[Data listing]

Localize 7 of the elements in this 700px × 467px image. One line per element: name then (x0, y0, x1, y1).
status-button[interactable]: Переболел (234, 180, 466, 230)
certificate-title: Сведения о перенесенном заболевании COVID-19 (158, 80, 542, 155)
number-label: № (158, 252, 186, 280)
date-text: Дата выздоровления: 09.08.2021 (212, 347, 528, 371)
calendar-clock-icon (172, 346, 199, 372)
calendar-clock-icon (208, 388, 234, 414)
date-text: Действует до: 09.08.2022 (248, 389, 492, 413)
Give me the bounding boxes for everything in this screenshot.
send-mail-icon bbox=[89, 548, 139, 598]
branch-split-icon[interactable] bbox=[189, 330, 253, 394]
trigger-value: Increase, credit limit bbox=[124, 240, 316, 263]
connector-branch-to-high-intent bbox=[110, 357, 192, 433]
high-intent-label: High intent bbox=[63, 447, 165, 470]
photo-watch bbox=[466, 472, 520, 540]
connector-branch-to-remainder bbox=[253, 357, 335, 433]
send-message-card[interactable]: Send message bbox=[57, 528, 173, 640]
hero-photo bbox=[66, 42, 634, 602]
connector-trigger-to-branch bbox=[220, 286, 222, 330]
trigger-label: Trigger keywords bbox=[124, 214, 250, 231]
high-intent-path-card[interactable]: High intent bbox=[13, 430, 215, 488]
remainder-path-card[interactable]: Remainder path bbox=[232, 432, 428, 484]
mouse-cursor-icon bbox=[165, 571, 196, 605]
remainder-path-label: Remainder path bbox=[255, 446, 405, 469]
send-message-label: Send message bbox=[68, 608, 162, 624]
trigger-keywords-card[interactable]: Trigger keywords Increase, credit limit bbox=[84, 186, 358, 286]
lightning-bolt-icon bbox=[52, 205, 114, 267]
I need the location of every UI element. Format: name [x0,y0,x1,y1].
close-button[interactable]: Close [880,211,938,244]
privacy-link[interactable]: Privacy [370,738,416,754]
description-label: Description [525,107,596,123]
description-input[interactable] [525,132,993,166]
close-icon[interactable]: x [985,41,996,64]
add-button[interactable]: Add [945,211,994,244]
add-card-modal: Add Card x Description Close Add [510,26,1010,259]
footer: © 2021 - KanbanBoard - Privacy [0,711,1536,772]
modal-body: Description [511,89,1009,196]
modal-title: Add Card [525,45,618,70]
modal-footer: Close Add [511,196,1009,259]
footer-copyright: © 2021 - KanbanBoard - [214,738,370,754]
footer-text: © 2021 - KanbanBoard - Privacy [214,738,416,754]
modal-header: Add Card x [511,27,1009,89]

— WORK TO BE COMPLETED —
Reproduce every line of the items above verbatim, without altering any character.

— SOLUTION BELOW —
Localize 7 of the elements in this 700px × 467px image. One line per element: name then (x0, y0, x1, y1).
status-button[interactable]: Переболел (234, 180, 466, 230)
certificate-title: Сведения о перенесенном заболевании COVID-19 (158, 80, 542, 155)
number-label: № (158, 252, 186, 280)
date-text: Дата выздоровления: 09.08.2021 (212, 347, 528, 371)
calendar-clock-icon (172, 346, 199, 372)
calendar-clock-icon (208, 388, 234, 414)
date-text: Действует до: 09.08.2022 (248, 389, 492, 413)
Give me the bounding boxes for everything in this screenshot.
send-mail-icon bbox=[89, 548, 139, 598]
branch-split-icon[interactable] bbox=[189, 330, 253, 394]
trigger-value: Increase, credit limit bbox=[124, 240, 316, 263]
connector-branch-to-high-intent bbox=[110, 357, 192, 433]
high-intent-label: High intent bbox=[63, 447, 165, 470]
photo-watch bbox=[466, 472, 520, 540]
connector-branch-to-remainder bbox=[253, 357, 335, 433]
send-message-card[interactable]: Send message bbox=[57, 528, 173, 640]
hero-photo bbox=[66, 42, 634, 602]
connector-trigger-to-branch bbox=[220, 286, 222, 330]
trigger-label: Trigger keywords bbox=[124, 214, 250, 231]
high-intent-path-card[interactable]: High intent bbox=[13, 430, 215, 488]
remainder-path-card[interactable]: Remainder path bbox=[232, 432, 428, 484]
mouse-cursor-icon bbox=[165, 571, 196, 605]
remainder-path-label: Remainder path bbox=[255, 446, 405, 469]
send-message-label: Send message bbox=[68, 608, 162, 624]
trigger-keywords-card[interactable]: Trigger keywords Increase, credit limit bbox=[84, 186, 358, 286]
lightning-bolt-icon bbox=[52, 205, 114, 267]
I need the location of every UI element. Format: name [x0,y0,x1,y1].
close-button[interactable]: Close [880,211,938,244]
privacy-link[interactable]: Privacy [370,738,416,754]
description-label: Description [525,107,596,123]
description-input[interactable] [525,132,993,166]
close-icon[interactable]: x [985,41,996,64]
add-button[interactable]: Add [945,211,994,244]
add-card-modal: Add Card x Description Close Add [510,26,1010,259]
footer: © 2021 - KanbanBoard - Privacy [0,711,1536,772]
modal-body: Description [511,89,1009,196]
modal-title: Add Card [525,45,618,70]
modal-footer: Close Add [511,196,1009,259]
footer-copyright: © 2021 - KanbanBoard - [214,738,370,754]
footer-text: © 2021 - KanbanBoard - Privacy [214,738,416,754]
modal-header: Add Card x [511,27,1009,89]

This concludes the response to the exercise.